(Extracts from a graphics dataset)

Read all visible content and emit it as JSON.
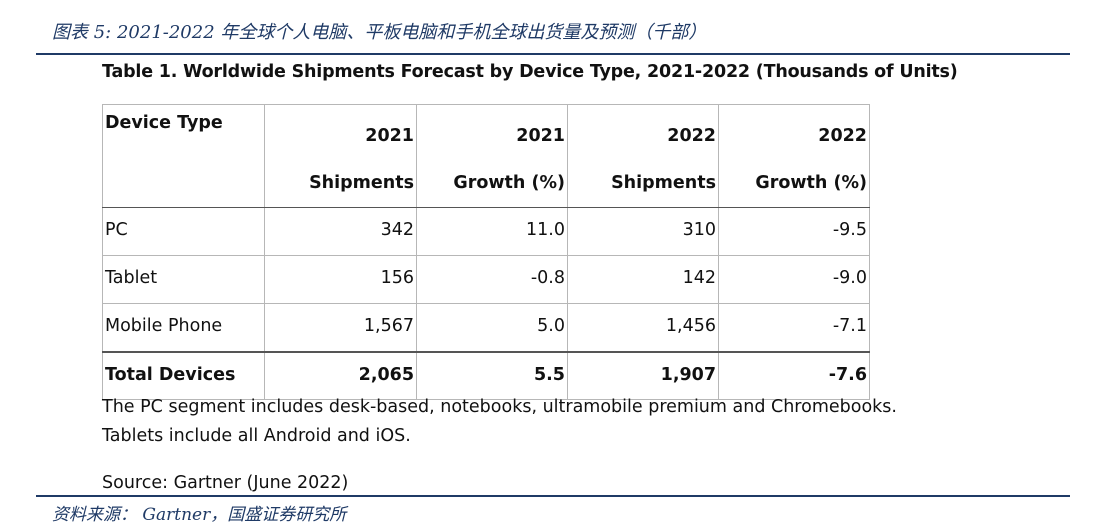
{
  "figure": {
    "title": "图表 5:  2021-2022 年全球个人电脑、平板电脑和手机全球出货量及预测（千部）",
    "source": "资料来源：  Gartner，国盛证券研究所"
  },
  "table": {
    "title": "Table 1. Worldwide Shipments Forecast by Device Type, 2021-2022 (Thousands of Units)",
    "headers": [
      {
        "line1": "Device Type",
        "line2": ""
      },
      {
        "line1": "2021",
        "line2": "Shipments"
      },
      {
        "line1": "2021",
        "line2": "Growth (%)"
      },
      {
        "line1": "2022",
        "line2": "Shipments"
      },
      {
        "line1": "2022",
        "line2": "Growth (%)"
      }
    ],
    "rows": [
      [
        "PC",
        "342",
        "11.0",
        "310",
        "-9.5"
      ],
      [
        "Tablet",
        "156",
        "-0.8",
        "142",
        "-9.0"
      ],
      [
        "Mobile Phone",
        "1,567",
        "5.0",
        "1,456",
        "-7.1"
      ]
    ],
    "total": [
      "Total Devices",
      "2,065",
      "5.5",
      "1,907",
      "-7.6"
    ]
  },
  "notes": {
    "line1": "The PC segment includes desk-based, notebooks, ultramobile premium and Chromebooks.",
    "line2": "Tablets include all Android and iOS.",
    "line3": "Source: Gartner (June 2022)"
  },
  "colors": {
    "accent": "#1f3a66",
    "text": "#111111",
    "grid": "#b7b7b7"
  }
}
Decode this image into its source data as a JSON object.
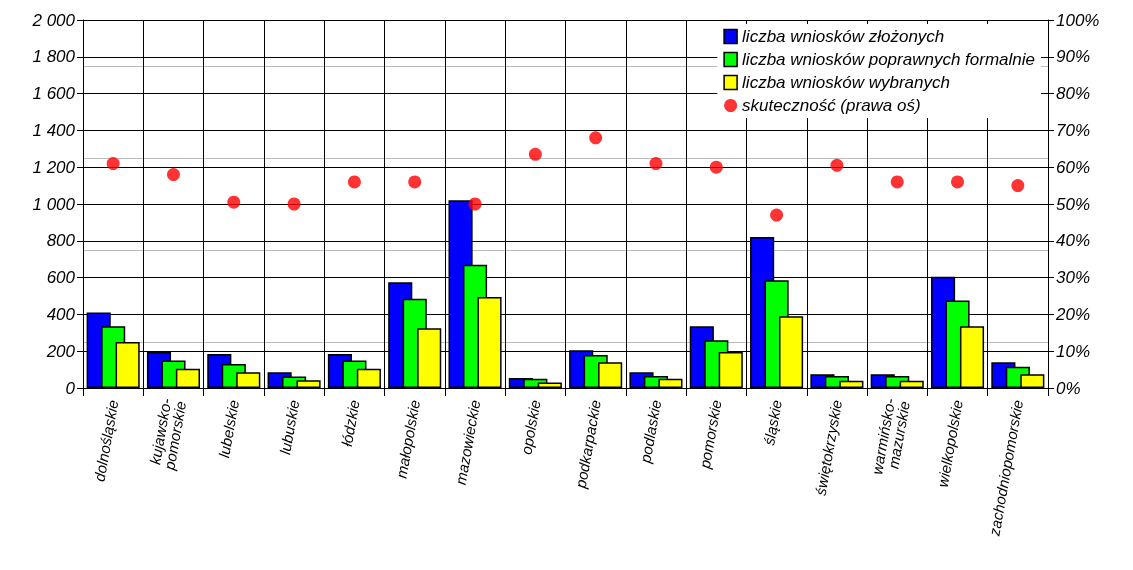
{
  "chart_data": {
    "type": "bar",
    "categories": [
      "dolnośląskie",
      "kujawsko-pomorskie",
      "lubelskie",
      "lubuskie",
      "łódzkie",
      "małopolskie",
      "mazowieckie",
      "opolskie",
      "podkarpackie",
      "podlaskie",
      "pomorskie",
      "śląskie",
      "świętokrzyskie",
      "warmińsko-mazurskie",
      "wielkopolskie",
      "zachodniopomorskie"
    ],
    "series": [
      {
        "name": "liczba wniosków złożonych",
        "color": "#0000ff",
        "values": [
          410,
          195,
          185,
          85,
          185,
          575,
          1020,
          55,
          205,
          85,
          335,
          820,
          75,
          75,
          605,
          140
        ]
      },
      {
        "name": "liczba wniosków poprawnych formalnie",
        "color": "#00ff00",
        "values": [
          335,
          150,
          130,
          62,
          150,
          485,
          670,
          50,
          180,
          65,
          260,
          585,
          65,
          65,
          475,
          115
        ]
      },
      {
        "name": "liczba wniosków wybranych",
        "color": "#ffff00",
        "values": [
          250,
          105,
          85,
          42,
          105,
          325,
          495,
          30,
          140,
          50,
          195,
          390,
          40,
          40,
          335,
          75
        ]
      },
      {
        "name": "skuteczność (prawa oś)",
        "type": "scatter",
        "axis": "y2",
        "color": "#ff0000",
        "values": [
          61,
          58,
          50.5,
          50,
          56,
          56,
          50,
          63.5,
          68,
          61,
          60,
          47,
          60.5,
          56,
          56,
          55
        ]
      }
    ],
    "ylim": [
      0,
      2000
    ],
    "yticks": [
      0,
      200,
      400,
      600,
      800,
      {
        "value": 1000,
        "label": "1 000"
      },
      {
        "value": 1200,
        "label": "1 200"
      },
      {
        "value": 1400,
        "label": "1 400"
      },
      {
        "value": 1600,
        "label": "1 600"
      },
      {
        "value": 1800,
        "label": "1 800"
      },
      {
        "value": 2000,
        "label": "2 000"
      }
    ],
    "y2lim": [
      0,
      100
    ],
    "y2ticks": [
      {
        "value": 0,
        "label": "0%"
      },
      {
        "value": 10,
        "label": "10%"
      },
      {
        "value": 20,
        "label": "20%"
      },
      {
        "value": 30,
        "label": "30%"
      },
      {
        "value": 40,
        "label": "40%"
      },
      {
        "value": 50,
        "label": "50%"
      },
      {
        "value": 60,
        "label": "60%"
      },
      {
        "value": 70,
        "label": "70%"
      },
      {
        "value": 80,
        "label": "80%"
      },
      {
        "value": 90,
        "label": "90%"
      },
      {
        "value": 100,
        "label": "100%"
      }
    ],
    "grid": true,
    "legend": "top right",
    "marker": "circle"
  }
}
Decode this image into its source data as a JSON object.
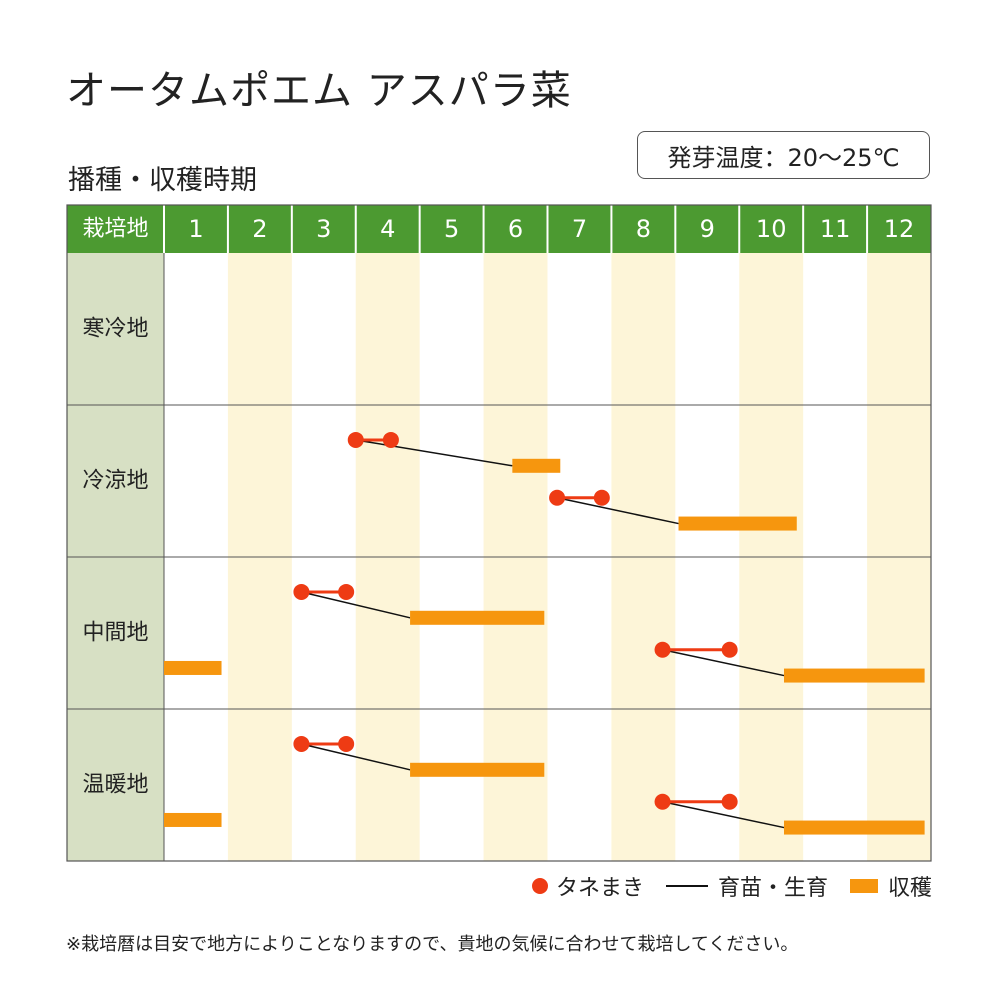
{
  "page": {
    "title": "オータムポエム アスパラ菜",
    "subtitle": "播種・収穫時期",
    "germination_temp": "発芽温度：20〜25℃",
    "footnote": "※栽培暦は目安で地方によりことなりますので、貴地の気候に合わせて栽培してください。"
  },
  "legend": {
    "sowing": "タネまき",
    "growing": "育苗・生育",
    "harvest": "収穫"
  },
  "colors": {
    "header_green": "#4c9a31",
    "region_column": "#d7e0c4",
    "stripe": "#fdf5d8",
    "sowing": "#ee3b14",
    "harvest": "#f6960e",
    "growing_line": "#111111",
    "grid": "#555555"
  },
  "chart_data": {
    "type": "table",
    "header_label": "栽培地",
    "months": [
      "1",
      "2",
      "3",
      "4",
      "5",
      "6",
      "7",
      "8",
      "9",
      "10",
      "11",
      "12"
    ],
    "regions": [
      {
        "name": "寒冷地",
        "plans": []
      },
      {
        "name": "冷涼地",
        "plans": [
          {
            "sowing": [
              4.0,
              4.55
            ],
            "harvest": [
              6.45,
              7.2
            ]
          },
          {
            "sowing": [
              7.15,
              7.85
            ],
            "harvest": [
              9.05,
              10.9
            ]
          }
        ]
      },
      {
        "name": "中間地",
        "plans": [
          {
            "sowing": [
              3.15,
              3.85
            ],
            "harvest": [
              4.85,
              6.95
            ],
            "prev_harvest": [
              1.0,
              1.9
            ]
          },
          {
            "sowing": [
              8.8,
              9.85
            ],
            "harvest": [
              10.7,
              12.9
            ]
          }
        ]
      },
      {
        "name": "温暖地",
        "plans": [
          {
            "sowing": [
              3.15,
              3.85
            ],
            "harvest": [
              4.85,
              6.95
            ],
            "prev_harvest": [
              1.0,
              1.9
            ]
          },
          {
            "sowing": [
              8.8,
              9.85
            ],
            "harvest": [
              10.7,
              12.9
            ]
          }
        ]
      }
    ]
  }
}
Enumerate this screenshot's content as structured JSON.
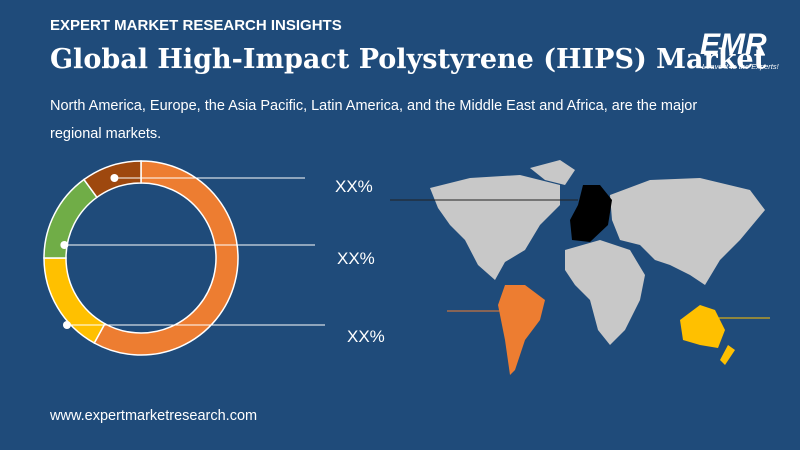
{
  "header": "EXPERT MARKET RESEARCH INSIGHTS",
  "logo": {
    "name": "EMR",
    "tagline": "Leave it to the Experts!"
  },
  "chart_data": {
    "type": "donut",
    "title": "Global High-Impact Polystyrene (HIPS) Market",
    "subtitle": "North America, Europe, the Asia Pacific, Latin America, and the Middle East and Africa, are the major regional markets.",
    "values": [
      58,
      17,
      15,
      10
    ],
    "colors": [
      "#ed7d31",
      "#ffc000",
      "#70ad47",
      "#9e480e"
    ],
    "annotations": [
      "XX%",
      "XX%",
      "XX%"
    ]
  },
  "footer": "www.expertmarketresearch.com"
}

### WORK TO BE COMPLETED
Write out the records above exactly as they appear, leaving out any pictures.

### TASK ANSWER
Read all visible content and emit it as JSON.
{
  "figure": {
    "title": "图表 5:  2021-2022 年全球个人电脑、平板电脑和手机全球出货量及预测（千部）",
    "source": "资料来源：  Gartner，国盛证券研究所"
  },
  "table": {
    "title": "Table 1. Worldwide Shipments Forecast by Device Type, 2021-2022 (Thousands of Units)",
    "headers": [
      {
        "line1": "Device Type",
        "line2": ""
      },
      {
        "line1": "2021",
        "line2": "Shipments"
      },
      {
        "line1": "2021",
        "line2": "Growth (%)"
      },
      {
        "line1": "2022",
        "line2": "Shipments"
      },
      {
        "line1": "2022",
        "line2": "Growth (%)"
      }
    ],
    "rows": [
      [
        "PC",
        "342",
        "11.0",
        "310",
        "-9.5"
      ],
      [
        "Tablet",
        "156",
        "-0.8",
        "142",
        "-9.0"
      ],
      [
        "Mobile Phone",
        "1,567",
        "5.0",
        "1,456",
        "-7.1"
      ]
    ],
    "total": [
      "Total Devices",
      "2,065",
      "5.5",
      "1,907",
      "-7.6"
    ]
  },
  "notes": {
    "line1": "The PC segment includes desk-based, notebooks, ultramobile premium and Chromebooks.",
    "line2": "Tablets include all Android and iOS.",
    "line3": "Source: Gartner (June 2022)"
  },
  "colors": {
    "accent": "#1f3a66",
    "text": "#111111",
    "grid": "#b7b7b7"
  }
}
Decode this image into its source data as a JSON object.
{
  "chart_data": {
    "type": "bar",
    "categories": [
      "dolnośląskie",
      "kujawsko-pomorskie",
      "lubelskie",
      "lubuskie",
      "łódzkie",
      "małopolskie",
      "mazowieckie",
      "opolskie",
      "podkarpackie",
      "podlaskie",
      "pomorskie",
      "śląskie",
      "świętokrzyskie",
      "warmińsko-mazurskie",
      "wielkopolskie",
      "zachodniopomorskie"
    ],
    "series": [
      {
        "name": "liczba wniosków złożonych",
        "color": "#0000ff",
        "values": [
          410,
          195,
          185,
          85,
          185,
          575,
          1020,
          55,
          205,
          85,
          335,
          820,
          75,
          75,
          605,
          140
        ]
      },
      {
        "name": "liczba wniosków poprawnych formalnie",
        "color": "#00ff00",
        "values": [
          335,
          150,
          130,
          62,
          150,
          485,
          670,
          50,
          180,
          65,
          260,
          585,
          65,
          65,
          475,
          115
        ]
      },
      {
        "name": "liczba wniosków wybranych",
        "color": "#ffff00",
        "values": [
          250,
          105,
          85,
          42,
          105,
          325,
          495,
          30,
          140,
          50,
          195,
          390,
          40,
          40,
          335,
          75
        ]
      },
      {
        "name": "skuteczność (prawa oś)",
        "type": "scatter",
        "axis": "y2",
        "color": "#ff0000",
        "values": [
          61,
          58,
          50.5,
          50,
          56,
          56,
          50,
          63.5,
          68,
          61,
          60,
          47,
          60.5,
          56,
          56,
          55
        ]
      }
    ],
    "ylim": [
      0,
      2000
    ],
    "yticks": [
      0,
      200,
      400,
      600,
      800,
      {
        "value": 1000,
        "label": "1 000"
      },
      {
        "value": 1200,
        "label": "1 200"
      },
      {
        "value": 1400,
        "label": "1 400"
      },
      {
        "value": 1600,
        "label": "1 600"
      },
      {
        "value": 1800,
        "label": "1 800"
      },
      {
        "value": 2000,
        "label": "2 000"
      }
    ],
    "y2lim": [
      0,
      100
    ],
    "y2ticks": [
      {
        "value": 0,
        "label": "0%"
      },
      {
        "value": 10,
        "label": "10%"
      },
      {
        "value": 20,
        "label": "20%"
      },
      {
        "value": 30,
        "label": "30%"
      },
      {
        "value": 40,
        "label": "40%"
      },
      {
        "value": 50,
        "label": "50%"
      },
      {
        "value": 60,
        "label": "60%"
      },
      {
        "value": 70,
        "label": "70%"
      },
      {
        "value": 80,
        "label": "80%"
      },
      {
        "value": 90,
        "label": "90%"
      },
      {
        "value": 100,
        "label": "100%"
      }
    ],
    "grid": true,
    "legend": "top right",
    "marker": "circle"
  }
}
Decode this image into its source data as a JSON object.
{
  "page": {
    "title": "オータムポエム アスパラ菜",
    "subtitle": "播種・収穫時期",
    "germination_temp": "発芽温度：20〜25℃",
    "footnote": "※栽培暦は目安で地方によりことなりますので、貴地の気候に合わせて栽培してください。"
  },
  "legend": {
    "sowing": "タネまき",
    "growing": "育苗・生育",
    "harvest": "収穫"
  },
  "colors": {
    "header_green": "#4c9a31",
    "region_column": "#d7e0c4",
    "stripe": "#fdf5d8",
    "sowing": "#ee3b14",
    "harvest": "#f6960e",
    "growing_line": "#111111",
    "grid": "#555555"
  },
  "chart_data": {
    "type": "table",
    "header_label": "栽培地",
    "months": [
      "1",
      "2",
      "3",
      "4",
      "5",
      "6",
      "7",
      "8",
      "9",
      "10",
      "11",
      "12"
    ],
    "regions": [
      {
        "name": "寒冷地",
        "plans": []
      },
      {
        "name": "冷涼地",
        "plans": [
          {
            "sowing": [
              4.0,
              4.55
            ],
            "harvest": [
              6.45,
              7.2
            ]
          },
          {
            "sowing": [
              7.15,
              7.85
            ],
            "harvest": [
              9.05,
              10.9
            ]
          }
        ]
      },
      {
        "name": "中間地",
        "plans": [
          {
            "sowing": [
              3.15,
              3.85
            ],
            "harvest": [
              4.85,
              6.95
            ],
            "prev_harvest": [
              1.0,
              1.9
            ]
          },
          {
            "sowing": [
              8.8,
              9.85
            ],
            "harvest": [
              10.7,
              12.9
            ]
          }
        ]
      },
      {
        "name": "温暖地",
        "plans": [
          {
            "sowing": [
              3.15,
              3.85
            ],
            "harvest": [
              4.85,
              6.95
            ],
            "prev_harvest": [
              1.0,
              1.9
            ]
          },
          {
            "sowing": [
              8.8,
              9.85
            ],
            "harvest": [
              10.7,
              12.9
            ]
          }
        ]
      }
    ]
  }
}
Enumerate this screenshot's content as structured JSON.
{
  "header": "EXPERT MARKET RESEARCH INSIGHTS",
  "logo": {
    "name": "EMR",
    "tagline": "Leave it to the Experts!"
  },
  "chart_data": {
    "type": "donut",
    "title": "Global High-Impact Polystyrene (HIPS) Market",
    "subtitle": "North America, Europe, the Asia Pacific, Latin America, and the Middle East and Africa, are the major regional markets.",
    "values": [
      58,
      17,
      15,
      10
    ],
    "colors": [
      "#ed7d31",
      "#ffc000",
      "#70ad47",
      "#9e480e"
    ],
    "annotations": [
      "XX%",
      "XX%",
      "XX%"
    ]
  },
  "footer": "www.expertmarketresearch.com"
}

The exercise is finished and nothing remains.